* Your objective:
Find the line that contains "Read this page and output its text content." and print it and every line after it, exactly, please.

* Extracted data:
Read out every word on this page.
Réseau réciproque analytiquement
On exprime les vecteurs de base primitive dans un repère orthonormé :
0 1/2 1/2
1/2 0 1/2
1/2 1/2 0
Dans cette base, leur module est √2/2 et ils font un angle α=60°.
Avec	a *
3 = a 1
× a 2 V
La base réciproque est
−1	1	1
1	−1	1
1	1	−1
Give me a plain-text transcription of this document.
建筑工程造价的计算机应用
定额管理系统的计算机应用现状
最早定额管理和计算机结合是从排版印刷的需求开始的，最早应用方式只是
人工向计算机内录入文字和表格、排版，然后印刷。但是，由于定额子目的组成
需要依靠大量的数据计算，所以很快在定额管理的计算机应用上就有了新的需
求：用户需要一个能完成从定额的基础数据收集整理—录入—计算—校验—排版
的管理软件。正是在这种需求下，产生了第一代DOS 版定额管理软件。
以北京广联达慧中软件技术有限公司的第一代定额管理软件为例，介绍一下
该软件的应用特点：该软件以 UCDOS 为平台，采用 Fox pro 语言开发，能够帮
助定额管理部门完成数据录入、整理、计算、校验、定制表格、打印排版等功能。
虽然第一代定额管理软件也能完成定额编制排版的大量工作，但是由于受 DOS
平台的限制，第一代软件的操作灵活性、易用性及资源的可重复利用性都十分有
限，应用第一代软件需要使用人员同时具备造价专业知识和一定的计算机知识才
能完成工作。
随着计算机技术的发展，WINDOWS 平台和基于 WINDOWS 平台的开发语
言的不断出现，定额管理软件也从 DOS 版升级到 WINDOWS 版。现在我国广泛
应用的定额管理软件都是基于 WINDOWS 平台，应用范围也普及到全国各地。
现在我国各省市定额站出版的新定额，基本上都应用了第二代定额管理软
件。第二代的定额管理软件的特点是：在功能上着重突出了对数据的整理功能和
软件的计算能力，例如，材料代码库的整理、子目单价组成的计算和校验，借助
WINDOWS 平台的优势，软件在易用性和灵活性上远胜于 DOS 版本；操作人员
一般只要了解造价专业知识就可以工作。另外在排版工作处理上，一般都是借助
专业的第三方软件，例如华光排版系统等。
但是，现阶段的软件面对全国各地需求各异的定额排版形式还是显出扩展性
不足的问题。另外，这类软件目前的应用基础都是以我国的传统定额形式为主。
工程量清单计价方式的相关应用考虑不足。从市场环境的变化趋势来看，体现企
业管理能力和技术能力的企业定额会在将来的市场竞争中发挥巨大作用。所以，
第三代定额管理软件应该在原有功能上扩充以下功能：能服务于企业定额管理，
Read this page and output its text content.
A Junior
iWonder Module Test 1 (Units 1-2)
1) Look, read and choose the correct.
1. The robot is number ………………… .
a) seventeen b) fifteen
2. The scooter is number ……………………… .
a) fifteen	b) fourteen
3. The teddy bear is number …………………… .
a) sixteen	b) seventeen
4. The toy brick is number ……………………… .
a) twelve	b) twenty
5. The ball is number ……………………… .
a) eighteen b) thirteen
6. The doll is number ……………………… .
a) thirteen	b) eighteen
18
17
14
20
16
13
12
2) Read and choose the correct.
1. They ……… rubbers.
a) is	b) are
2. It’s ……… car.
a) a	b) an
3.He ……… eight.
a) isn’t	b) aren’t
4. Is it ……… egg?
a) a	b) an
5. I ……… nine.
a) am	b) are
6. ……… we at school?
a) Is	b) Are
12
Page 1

* Answer to the problem:
Read this page and output its text content.
A Junior
iWonder Module Test 1 (Units 1-2)
1) Look, read and choose the correct.
1. The robot is number ………………… .
a) seventeen b) fifteen
2. The scooter is number ……………………… .
a) fifteen	b) fourteen
3. The teddy bear is number …………………… .
a) sixteen	b) seventeen
4. The toy brick is number ……………………… .
a) twelve	b) twenty
5. The ball is number ……………………… .
a) eighteen b) thirteen
6. The doll is number ……………………… .
a) thirteen	b) eighteen
18
17
14
20
16
13
12
2) Read and choose the correct.
1. They ……… rubbers.
a) is	b) are
2. It’s ……… car.
a) a	b) an
3.He ……… eight.
a) isn’t	b) aren’t
4. Is it ……… egg?
a) a	b) an
5. I ……… nine.
a) am	b) are
6. ……… we at school?
a) Is	b) Are
12
Page 1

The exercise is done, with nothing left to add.